PASSAGE TO READ:
-=-=-

Holy shit, did I really do that? Or: stupid programming mistakes

friedo · October 25, 2009, 3:30am

So I’ve got this process. It’s a long-running process. It runs for months and months and months, daemonized, pulling messages off a queue and executing the jobs contained therein.

I was proud of my process. It was simple, elegant, and did its job without complaint, merrily humming away, without any human interaction at all for 98 days.

Then one of the things it does stopped working. Oh well, I can’t complain, this thing has worked perfectly for 98 days, something was bound to screw up sooner or later. So the first thing I do is tail the log file to see what broke.

“Hmmm, this is weird,” I thought to myself. The problem only appeared today, but the last entries in the logfile are from a month ago. WTF? What’s it been doing that past month?

So I check everything that was supposed to happen in the past month, and it all happened. So clearly something is screwy with the log file. Oh wait! The partition must be full of logfile cruft, so it got truncated. Nope. 12% full. Not even close.

So I run the module that broke manually so I can see what happens. Wait a minute – now there are new entries in the log, but dated last month? Wait…it can’t be…

Yes, ladies and gentlemen, my super-awesome, multi-buffered, multiple-filehandle-caching logging function. It gets the current timestamp. And I forgot that the standard time struct returns the month zero-indexed. EVERY log file EVER generated by this thing over the past 98 days has the month off-by-one.

I blame those confusing summer months, during which I wrote this thing, when I never know what number month it is.

BTW the thing that broke was really easy to fix. So was the log function.

Rysto · October 25, 2009, 4:16am

In fairness, numbering the months from 0 is one of the stupidest things I’ve ever heard of.

Do they number days of the month from 0, too?

friedo · October 25, 2009, 5:28am

No, the days are numbered from 1. The zero-indexed month thing is a standard libc “feature.” The tm struct from time.h has a month field which can be 0-11. Perl’s localtime function is just a wrapper around the C version, so it returns a zero-indexed month, too.

The worst part is that I’ve been bitten by this exact thing before, in both C and Perl, but I never seem to learn my lesson.

Jragon · October 25, 2009, 6:38am

The days of a month are 1 based
The days of a week, if represented as integers, are 1 based
The years are 1 based
The months are 0 based

I think it’s a C-based language thing, Java’s built in calender classes do it too, and I want to shoot whoever thought it was a good idea.

Edit:
If it makes you feel better, friedo, I’m the absolutely king of off-by-one errors. I don’t think I’ve ever written a program where my self-written test suite hasn’t had a failure because I typed a for loop that goes to 6 instead of 7 or similar. I recently had to program an underlying model for a battleships game for a class and managed to program it to make all boats one space too big…

Stealth_Potato · October 25, 2009, 7:35am

I found a recent example of my stupidity through the simple expedient of popping open one of my IRC logs and doing a search for my nickname followed by “I’m an idiot.”

-=-=-

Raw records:
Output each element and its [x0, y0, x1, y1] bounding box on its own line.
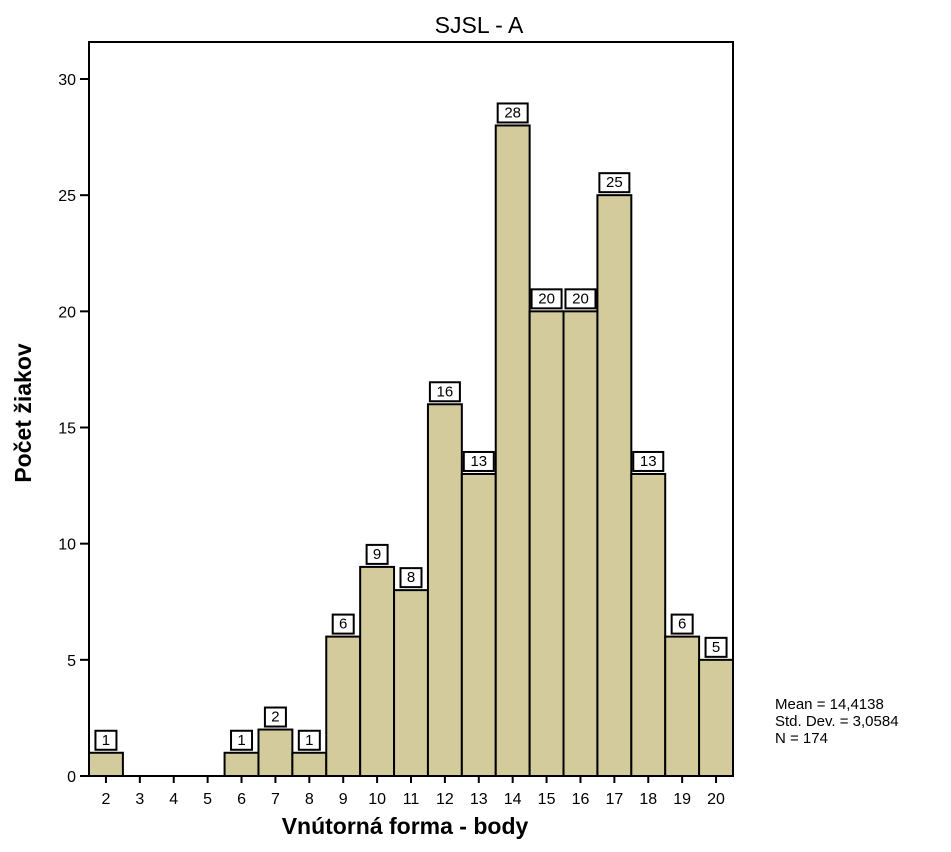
x-tick-label: 13 — [470, 791, 488, 808]
bar — [630, 472, 667, 777]
x-axis: 2 3 4 5 6 7 8 9 10 11 12 13 14 15 16 17 18 19 20 — [101, 776, 725, 808]
data-label-box — [297, 729, 321, 751]
x-tick-label: 7 — [271, 791, 280, 808]
y-axis-label: Počet žiakov — [10, 343, 36, 483]
bar — [698, 658, 735, 777]
data-label-box — [428, 381, 461, 403]
x-tick-label: 5 — [203, 791, 212, 808]
x-tick-label: 19 — [673, 791, 691, 808]
data-label: 8 — [407, 569, 415, 586]
bar — [393, 589, 429, 778]
bar — [460, 472, 497, 777]
data-label-box — [263, 706, 287, 728]
data-label: 9 — [373, 546, 381, 563]
data-label: 28 — [504, 104, 521, 121]
stat-std-dev: Std. Dev. = 3,0584 — [775, 713, 899, 730]
data-label: 5 — [712, 639, 720, 656]
bar — [562, 310, 599, 777]
bar — [325, 635, 362, 777]
stat-n: N = 174 — [775, 730, 828, 747]
x-tick-label: 17 — [605, 791, 623, 808]
x-tick-label: 2 — [101, 791, 110, 808]
x-tick-label: 15 — [538, 791, 556, 808]
bar — [223, 751, 260, 777]
x-tick-label: 4 — [169, 791, 178, 808]
bar — [596, 194, 633, 777]
data-label: 16 — [437, 383, 454, 400]
data-label: 13 — [470, 453, 487, 470]
data-label-box — [462, 450, 495, 472]
x-tick-label: 20 — [707, 791, 725, 808]
data-label-box — [94, 729, 118, 751]
data-label-box — [331, 613, 355, 635]
bar — [528, 310, 565, 777]
data-label: 20 — [538, 290, 555, 307]
data-label: 6 — [339, 616, 347, 633]
data-label: 1 — [237, 732, 245, 749]
stat-mean: Mean = 14,4138 — [775, 696, 884, 713]
bar — [291, 751, 328, 777]
data-label: 1 — [305, 732, 313, 749]
data-label-box — [564, 288, 597, 310]
x-tick-label: 11 — [403, 791, 420, 808]
x-tick-label: 8 — [305, 791, 314, 808]
x-tick-label: 3 — [135, 791, 144, 808]
bar — [257, 728, 294, 777]
x-tick-label: 18 — [639, 791, 657, 808]
data-label-box — [496, 102, 529, 124]
x-tick-label: 10 — [368, 791, 386, 808]
data-label-box — [704, 636, 728, 658]
bar — [664, 635, 701, 777]
y-tick-label: 15 — [58, 421, 76, 438]
data-label-box — [530, 288, 563, 310]
y-tick-label: 10 — [58, 537, 76, 554]
x-tick-label: 12 — [436, 791, 454, 808]
x-tick-label: 9 — [339, 791, 348, 808]
data-label: 20 — [572, 290, 589, 307]
data-label: 6 — [678, 616, 686, 633]
data-label-box — [365, 543, 389, 565]
data-label-box — [598, 172, 631, 194]
bar — [494, 124, 531, 777]
y-tick-label: 25 — [58, 188, 76, 205]
y-tick-label: 20 — [58, 304, 76, 321]
y-tick-label: 5 — [67, 653, 76, 670]
data-label: 2 — [271, 709, 279, 726]
y-tick-label: 0 — [67, 769, 76, 786]
x-tick-label: 6 — [237, 791, 246, 808]
bar — [426, 403, 463, 777]
data-label-box — [230, 729, 254, 751]
data-label: 25 — [606, 174, 623, 191]
y-tick-label: 30 — [58, 72, 76, 89]
bar — [359, 565, 396, 778]
data-label-box — [670, 613, 694, 635]
data-label-box — [399, 567, 423, 589]
x-axis-label: Vnútorná forma - body — [282, 813, 529, 839]
x-tick-label: 14 — [504, 791, 522, 808]
x-tick-label: 16 — [572, 791, 590, 808]
data-label: 1 — [102, 732, 110, 749]
y-axis: 0 5 10 15 20 25 30 — [58, 72, 89, 786]
bar — [88, 751, 124, 777]
data-label-box — [632, 450, 665, 472]
chart-title: SJSL - A — [435, 12, 524, 38]
statistics-box: Mean = 14,4138 Std. Dev. = 3,0584 N = 17… — [775, 696, 899, 747]
data-label: 13 — [640, 453, 657, 470]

-=-=-

TASKS TO PERFORM:
• A. In the forum thread about stupid programming mistakes, how full was the partition when friedo checked it?
• B. Continue the forum thread about stupid programming mistakes from its last post onward.

FINAL RESULTS:
• A. It was 12% full.

• B.
I was doing some work on a compiler I’m writing in C++. Specifically I was building a module whose job is to take expressions from the parsed syntax tree and produce minimal unambiguously parenthesized expression strings. E.g., ((a + (b * c)) * d) would become just (a + b * c) * d. (It’s a dynamic language, and converting already parsed code back into easily human-readable program text which is still re-parsable is a built-in feature.)

It was a simple enough task: the AST representation of all expressions includes the binding power of the associated operator, so all I had to do was basically add an ToString method for each expression node class that checks the binding power of its subexpressions’ operators and inserts parentheses when there would be an ambiguity. So I slam out a base class method and overrides for the various classes and run the unit tests. I immediately start getting erroneous results. It’s not like it just explodes, though: sometimes it works, and sometimes it doesn’t.

I spent about half an hour poring over the code for every override of ToString, satisfying myself that it must be correctly identifying ambiguity (it’s a pretty simple check), and then suddenly I realized the real cause of the problem: I had forgotten to mark a base class’s ToString definition “virtual.”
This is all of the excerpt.